- What the task asks -
Each line containing the word "bottom" must be reported.

-------- Material for the task

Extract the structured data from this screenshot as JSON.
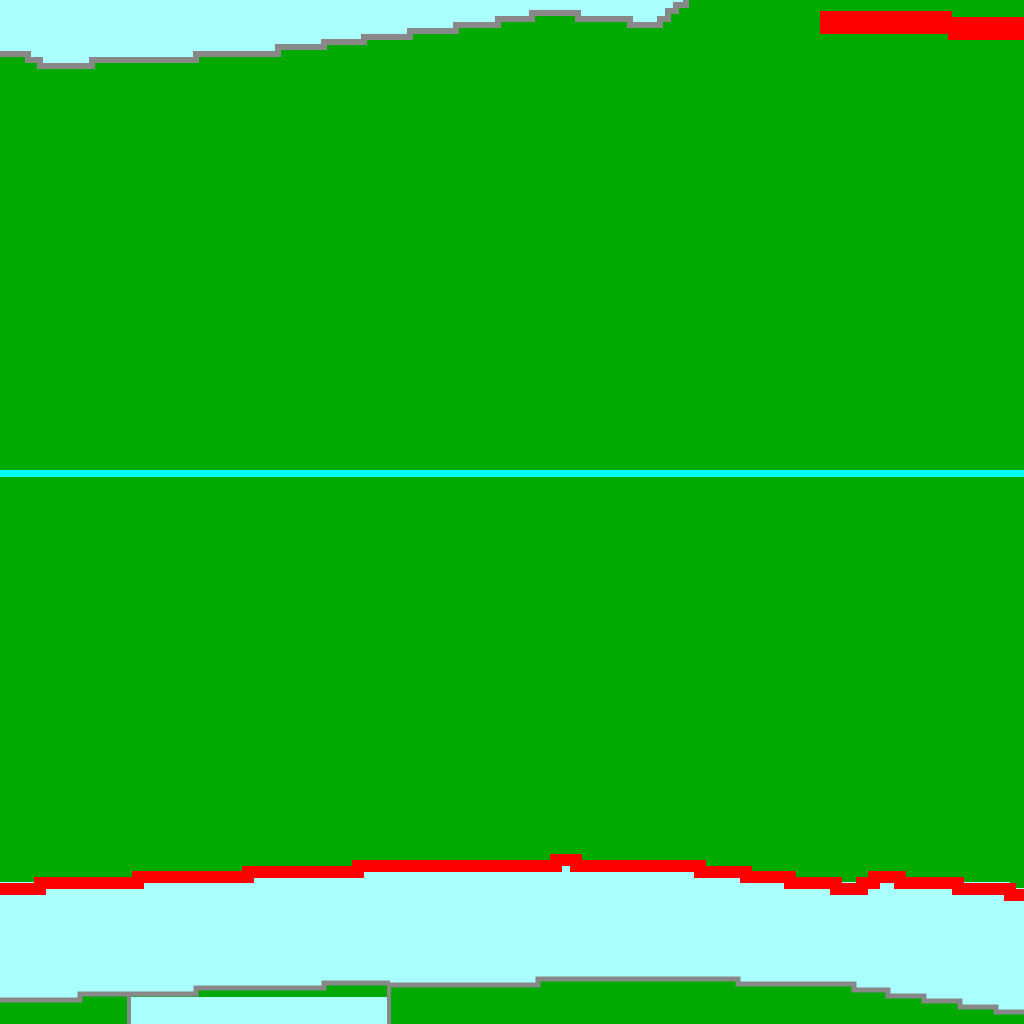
{
  "scene": {
    "type": "top-down tile map",
    "palette": {
      "water": "#aaffff",
      "grass": "#00aa00",
      "shore_edge": "#888888",
      "danger_edge": "#ff0000",
      "center_line": "#00ffff"
    },
    "regions": [
      "water-top",
      "grass-main",
      "center-line",
      "water-bottom",
      "grass-bottom-left",
      "grass-bottom-right"
    ]
  }
}
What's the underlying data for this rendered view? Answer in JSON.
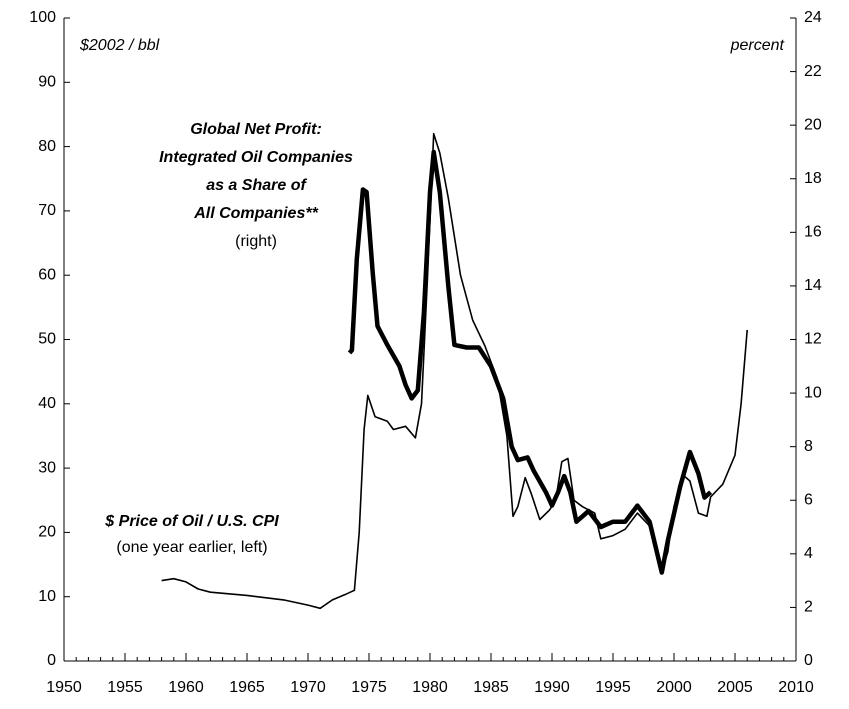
{
  "chart_data": {
    "type": "line",
    "xlim": [
      1950,
      2010
    ],
    "xticks": [
      1950,
      1955,
      1960,
      1965,
      1970,
      1975,
      1980,
      1985,
      1990,
      1995,
      2000,
      2005,
      2010
    ],
    "ylim": [
      0,
      100
    ],
    "yticks": [
      0,
      10,
      20,
      30,
      40,
      50,
      60,
      70,
      80,
      90,
      100
    ],
    "y2lim": [
      0,
      24
    ],
    "y2ticks": [
      0,
      2,
      4,
      6,
      8,
      10,
      12,
      14,
      16,
      18,
      20,
      22,
      24
    ],
    "annotations": [
      "$2002 / bbl",
      "percent",
      "Global Net Profit:",
      "Integrated Oil Companies",
      "as a Share of",
      "All Companies**",
      "(right)",
      "$ Price of Oil / U.S. CPI",
      "(one year earlier, left)"
    ],
    "series": [
      {
        "color": "#000000",
        "axis": "y",
        "x": [
          1958,
          1959,
          1960,
          1961,
          1962,
          1965,
          1968,
          1970,
          1971,
          1972,
          1973,
          1973.8,
          1974.2,
          1974.6,
          1974.9,
          1975.5,
          1976.5,
          1977,
          1978,
          1978.8,
          1979.3,
          1979.8,
          1980.3,
          1980.8,
          1981.5,
          1982.5,
          1983.5,
          1984.5,
          1985.5,
          1986.3,
          1986.8,
          1987.2,
          1987.8,
          1988.3,
          1989,
          1989.8,
          1990.3,
          1990.8,
          1991.3,
          1991.8,
          1992.5,
          1993.5,
          1994,
          1995,
          1996,
          1997,
          1998,
          1999,
          1999.5,
          2000,
          2000.7,
          2001.3,
          2002,
          2002.7,
          2003,
          2004,
          2005,
          2005.5,
          2006
        ],
        "values": [
          12.5,
          12.8,
          12.3,
          11.2,
          10.7,
          10.2,
          9.5,
          8.7,
          8.2,
          9.5,
          10.3,
          11,
          20,
          36,
          41.3,
          38,
          37.3,
          36,
          36.5,
          34.7,
          40,
          60,
          82,
          79,
          72,
          60,
          53,
          49,
          44,
          35,
          22.5,
          24,
          28.5,
          26,
          22,
          23.5,
          25,
          31,
          31.5,
          25,
          24,
          23,
          19,
          19.5,
          20.5,
          23,
          21,
          14,
          17,
          24,
          29,
          28,
          23,
          22.5,
          25.5,
          27.5,
          32,
          40,
          51.5
        ]
      },
      {
        "color": "#000000",
        "axis": "y2",
        "x": [
          1973.4,
          1973.6,
          1974,
          1974.5,
          1974.8,
          1975.3,
          1975.7,
          1976.5,
          1977.5,
          1978,
          1978.5,
          1979,
          1979.5,
          1980,
          1980.3,
          1980.8,
          1981.5,
          1982,
          1983,
          1984,
          1985,
          1986,
          1986.7,
          1987.2,
          1988,
          1988.5,
          1989.5,
          1990,
          1990.5,
          1991,
          1991.5,
          1992,
          1993,
          1994,
          1995,
          1996,
          1997,
          1998,
          1999,
          1999.5,
          2000.5,
          2001.3,
          2002,
          2002.5,
          2003
        ],
        "values": [
          11.5,
          11.6,
          15,
          17.6,
          17.5,
          14.5,
          12.5,
          11.8,
          11,
          10.3,
          9.8,
          10.1,
          13,
          17.5,
          19,
          17.5,
          14,
          11.8,
          11.7,
          11.7,
          11,
          9.8,
          8,
          7.5,
          7.6,
          7.1,
          6.3,
          5.8,
          6.3,
          6.9,
          6.3,
          5.2,
          5.6,
          5,
          5.2,
          5.2,
          5.8,
          5.2,
          3.3,
          4.5,
          6.5,
          7.8,
          7,
          6.1,
          6.3
        ]
      }
    ]
  }
}
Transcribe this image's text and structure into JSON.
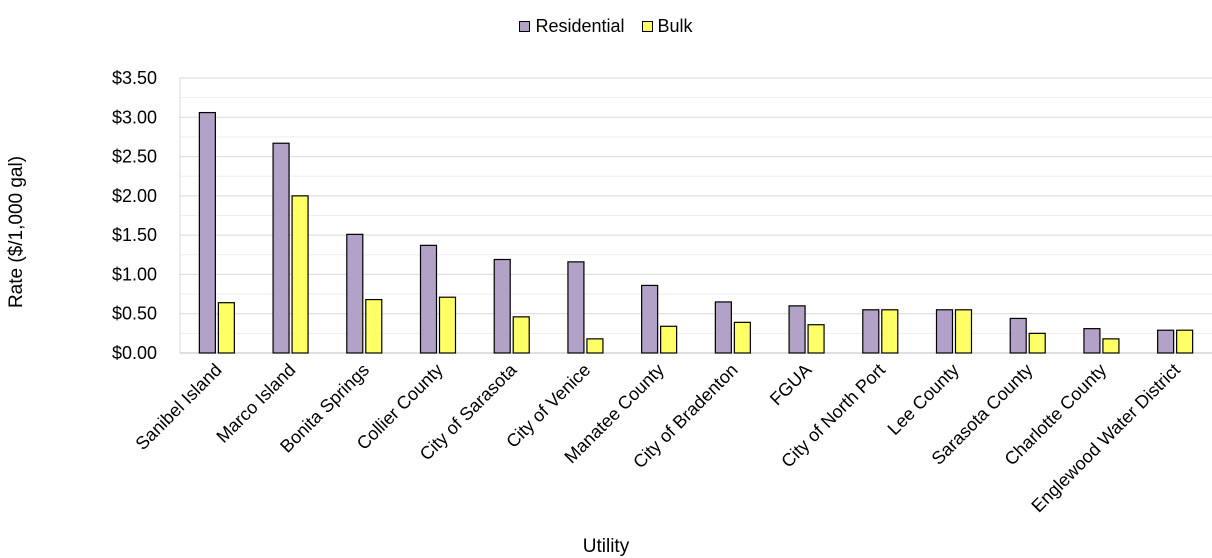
{
  "chart_data": {
    "type": "bar",
    "title": "",
    "xlabel": "Utility",
    "ylabel": "Rate ($/1,000 gal)",
    "ylim": [
      0,
      3.5
    ],
    "yticks": [
      "$0.00",
      "$0.50",
      "$1.00",
      "$1.50",
      "$2.00",
      "$2.50",
      "$3.00",
      "$3.50"
    ],
    "grid": true,
    "legend_position": "top-center",
    "categories": [
      "Sanibel Island",
      "Marco Island",
      "Bonita Springs",
      "Collier County",
      "City of Sarasota",
      "City of Venice",
      "Manatee County",
      "City of Bradenton",
      "FGUA",
      "City of North Port",
      "Lee County",
      "Sarasota County",
      "Charlotte County",
      "Englewood Water District"
    ],
    "series": [
      {
        "name": "Residential",
        "color": "#b3a2c7",
        "values": [
          3.06,
          2.67,
          1.51,
          1.37,
          1.19,
          1.16,
          0.86,
          0.65,
          0.6,
          0.55,
          0.55,
          0.44,
          0.31,
          0.29
        ]
      },
      {
        "name": "Bulk",
        "color": "#ffff66",
        "values": [
          0.64,
          2.0,
          0.68,
          0.71,
          0.46,
          0.18,
          0.34,
          0.39,
          0.36,
          0.55,
          0.55,
          0.25,
          0.18,
          0.29
        ]
      }
    ]
  }
}
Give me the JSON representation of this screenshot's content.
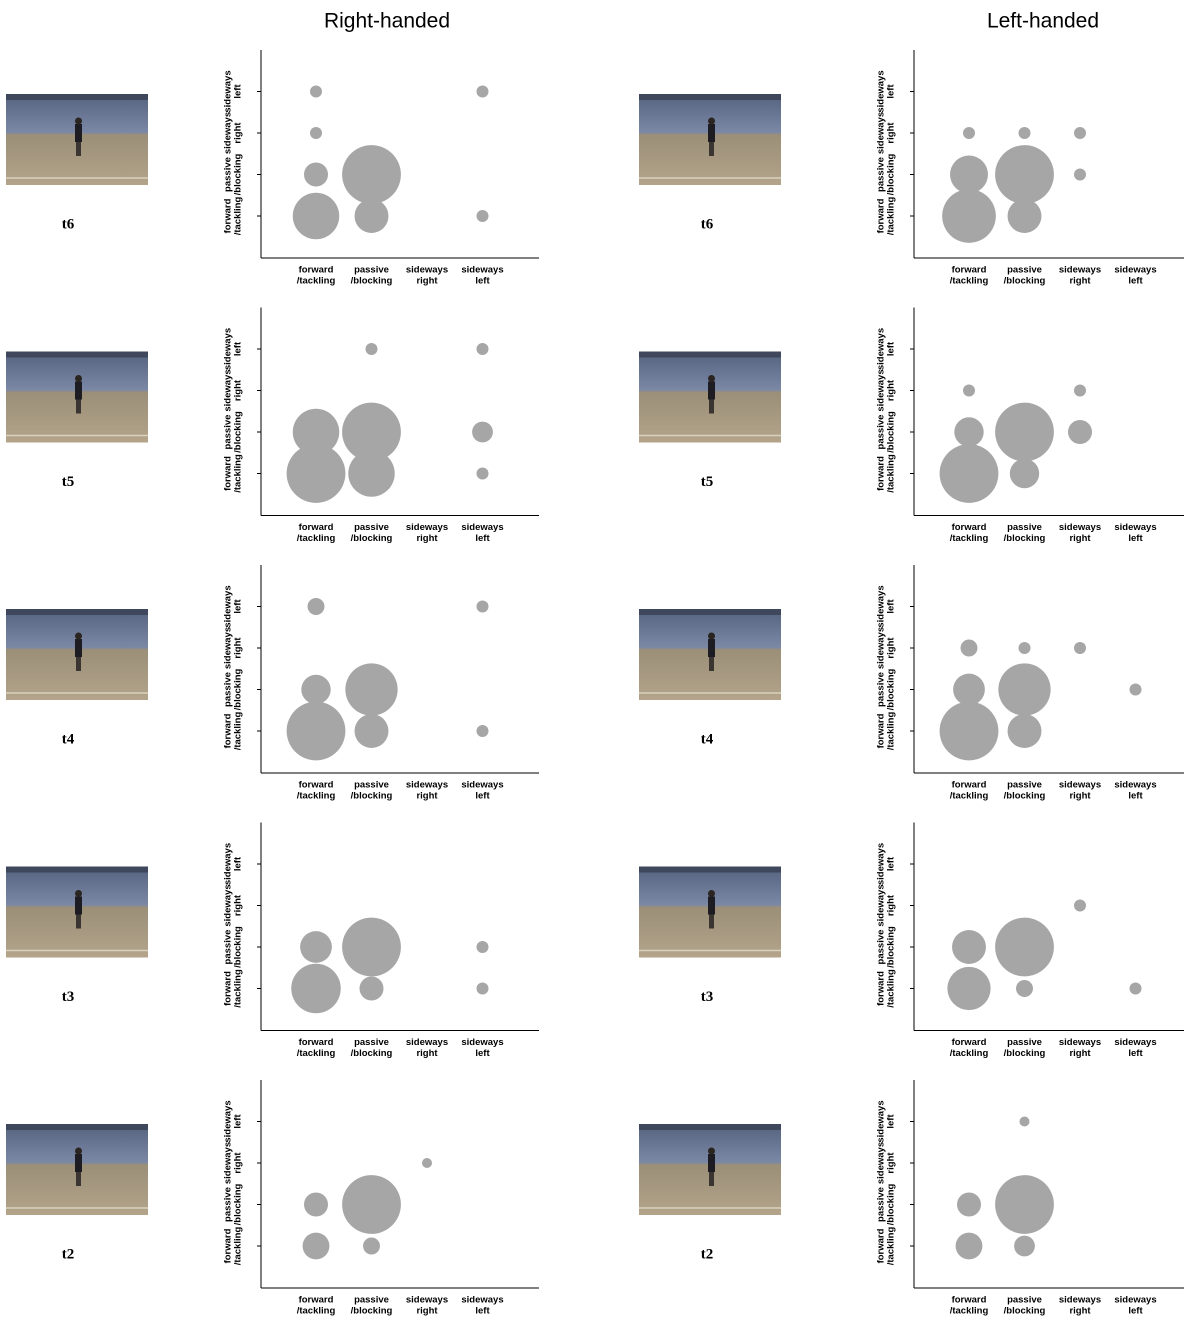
{
  "headers": [
    "Right-handed",
    "Left-handed"
  ],
  "chart_data": [
    {
      "type": "bubble",
      "label": "t6",
      "color": "#a6a6a6",
      "x_categories": [
        [
          "forward",
          "/tackling"
        ],
        [
          "passive",
          "/blocking"
        ],
        [
          "sideways",
          "right"
        ],
        [
          "sideways",
          "left"
        ]
      ],
      "y_categories": [
        [
          "forward",
          "/tackling"
        ],
        [
          "passive",
          "/blocking"
        ],
        [
          "sideways",
          "right"
        ],
        [
          "sideways",
          "left"
        ]
      ],
      "x": [
        0,
        0,
        0,
        1,
        0,
        1,
        3,
        3
      ],
      "y": [
        3,
        2,
        1,
        1,
        0,
        0,
        3,
        0
      ],
      "size": [
        1,
        1,
        4,
        24,
        15,
        8,
        1,
        1
      ]
    },
    {
      "type": "bubble",
      "label": "t6",
      "color": "#a6a6a6",
      "x_categories": [
        [
          "forward",
          "/tackling"
        ],
        [
          "passive",
          "/blocking"
        ],
        [
          "sideways",
          "right"
        ],
        [
          "sideways",
          "left"
        ]
      ],
      "y_categories": [
        [
          "forward",
          "/tackling"
        ],
        [
          "passive",
          "/blocking"
        ],
        [
          "sideways",
          "right"
        ],
        [
          "sideways",
          "left"
        ]
      ],
      "x": [
        0,
        1,
        2,
        0,
        1,
        2,
        0,
        1
      ],
      "y": [
        2,
        2,
        2,
        1,
        1,
        1,
        0,
        0
      ],
      "size": [
        1,
        1,
        1,
        10,
        24,
        1,
        20,
        8
      ]
    },
    {
      "type": "bubble",
      "label": "t5",
      "color": "#a6a6a6",
      "x_categories": [
        [
          "forward",
          "/tackling"
        ],
        [
          "passive",
          "/blocking"
        ],
        [
          "sideways",
          "right"
        ],
        [
          "sideways",
          "left"
        ]
      ],
      "y_categories": [
        [
          "forward",
          "/tackling"
        ],
        [
          "passive",
          "/blocking"
        ],
        [
          "sideways",
          "right"
        ],
        [
          "sideways",
          "left"
        ]
      ],
      "x": [
        1,
        3,
        0,
        1,
        3,
        0,
        1,
        3
      ],
      "y": [
        3,
        3,
        1,
        1,
        1,
        0,
        0,
        0
      ],
      "size": [
        1,
        1,
        15,
        24,
        3,
        24,
        15,
        1
      ]
    },
    {
      "type": "bubble",
      "label": "t5",
      "color": "#a6a6a6",
      "x_categories": [
        [
          "forward",
          "/tackling"
        ],
        [
          "passive",
          "/blocking"
        ],
        [
          "sideways",
          "right"
        ],
        [
          "sideways",
          "left"
        ]
      ],
      "y_categories": [
        [
          "forward",
          "/tackling"
        ],
        [
          "passive",
          "/blocking"
        ],
        [
          "sideways",
          "right"
        ],
        [
          "sideways",
          "left"
        ]
      ],
      "x": [
        0,
        2,
        0,
        1,
        2,
        0,
        1
      ],
      "y": [
        2,
        2,
        1,
        1,
        1,
        0,
        0
      ],
      "size": [
        1,
        1,
        6,
        24,
        4,
        24,
        6
      ]
    },
    {
      "type": "bubble",
      "label": "t4",
      "color": "#a6a6a6",
      "x_categories": [
        [
          "forward",
          "/tackling"
        ],
        [
          "passive",
          "/blocking"
        ],
        [
          "sideways",
          "right"
        ],
        [
          "sideways",
          "left"
        ]
      ],
      "y_categories": [
        [
          "forward",
          "/tackling"
        ],
        [
          "passive",
          "/blocking"
        ],
        [
          "sideways",
          "right"
        ],
        [
          "sideways",
          "left"
        ]
      ],
      "x": [
        0,
        3,
        0,
        1,
        0,
        1,
        3
      ],
      "y": [
        3,
        3,
        1,
        1,
        0,
        0,
        0
      ],
      "size": [
        2,
        1,
        6,
        19,
        24,
        8,
        1
      ]
    },
    {
      "type": "bubble",
      "label": "t4",
      "color": "#a6a6a6",
      "x_categories": [
        [
          "forward",
          "/tackling"
        ],
        [
          "passive",
          "/blocking"
        ],
        [
          "sideways",
          "right"
        ],
        [
          "sideways",
          "left"
        ]
      ],
      "y_categories": [
        [
          "forward",
          "/tackling"
        ],
        [
          "passive",
          "/blocking"
        ],
        [
          "sideways",
          "right"
        ],
        [
          "sideways",
          "left"
        ]
      ],
      "x": [
        0,
        1,
        2,
        0,
        1,
        3,
        0,
        1
      ],
      "y": [
        2,
        2,
        2,
        1,
        1,
        1,
        0,
        0
      ],
      "size": [
        2,
        1,
        1,
        7,
        19,
        1,
        24,
        8
      ]
    },
    {
      "type": "bubble",
      "label": "t3",
      "color": "#a6a6a6",
      "x_categories": [
        [
          "forward",
          "/tackling"
        ],
        [
          "passive",
          "/blocking"
        ],
        [
          "sideways",
          "right"
        ],
        [
          "sideways",
          "left"
        ]
      ],
      "y_categories": [
        [
          "forward",
          "/tackling"
        ],
        [
          "passive",
          "/blocking"
        ],
        [
          "sideways",
          "right"
        ],
        [
          "sideways",
          "left"
        ]
      ],
      "x": [
        0,
        1,
        3,
        0,
        1,
        3
      ],
      "y": [
        1,
        1,
        1,
        0,
        0,
        0
      ],
      "size": [
        7,
        24,
        1,
        17,
        4,
        1
      ]
    },
    {
      "type": "bubble",
      "label": "t3",
      "color": "#a6a6a6",
      "x_categories": [
        [
          "forward",
          "/tackling"
        ],
        [
          "passive",
          "/blocking"
        ],
        [
          "sideways",
          "right"
        ],
        [
          "sideways",
          "left"
        ]
      ],
      "y_categories": [
        [
          "forward",
          "/tackling"
        ],
        [
          "passive",
          "/blocking"
        ],
        [
          "sideways",
          "right"
        ],
        [
          "sideways",
          "left"
        ]
      ],
      "x": [
        2,
        0,
        1,
        0,
        1,
        3
      ],
      "y": [
        2,
        1,
        1,
        0,
        0,
        0
      ],
      "size": [
        1,
        8,
        24,
        13,
        2,
        1
      ]
    },
    {
      "type": "bubble",
      "label": "t2",
      "color": "#a6a6a6",
      "x_categories": [
        [
          "forward",
          "/tackling"
        ],
        [
          "passive",
          "/blocking"
        ],
        [
          "sideways",
          "right"
        ],
        [
          "sideways",
          "left"
        ]
      ],
      "y_categories": [
        [
          "forward",
          "/tackling"
        ],
        [
          "passive",
          "/blocking"
        ],
        [
          "sideways",
          "right"
        ],
        [
          "sideways",
          "left"
        ]
      ],
      "x": [
        2,
        0,
        1,
        0,
        1
      ],
      "y": [
        2,
        1,
        1,
        0,
        0
      ],
      "size": [
        0.7,
        4,
        24,
        5,
        2
      ]
    },
    {
      "type": "bubble",
      "label": "t2",
      "color": "#a6a6a6",
      "x_categories": [
        [
          "forward",
          "/tackling"
        ],
        [
          "passive",
          "/blocking"
        ],
        [
          "sideways",
          "right"
        ],
        [
          "sideways",
          "left"
        ]
      ],
      "y_categories": [
        [
          "forward",
          "/tackling"
        ],
        [
          "passive",
          "/blocking"
        ],
        [
          "sideways",
          "right"
        ],
        [
          "sideways",
          "left"
        ]
      ],
      "x": [
        1,
        0,
        1,
        0,
        1
      ],
      "y": [
        3,
        1,
        1,
        0,
        0
      ],
      "size": [
        0.7,
        4,
        24,
        5,
        3
      ]
    }
  ]
}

----------------

- In response -
      "water-bottom",
      "grass-bottom-left",
      "grass-bottom-right"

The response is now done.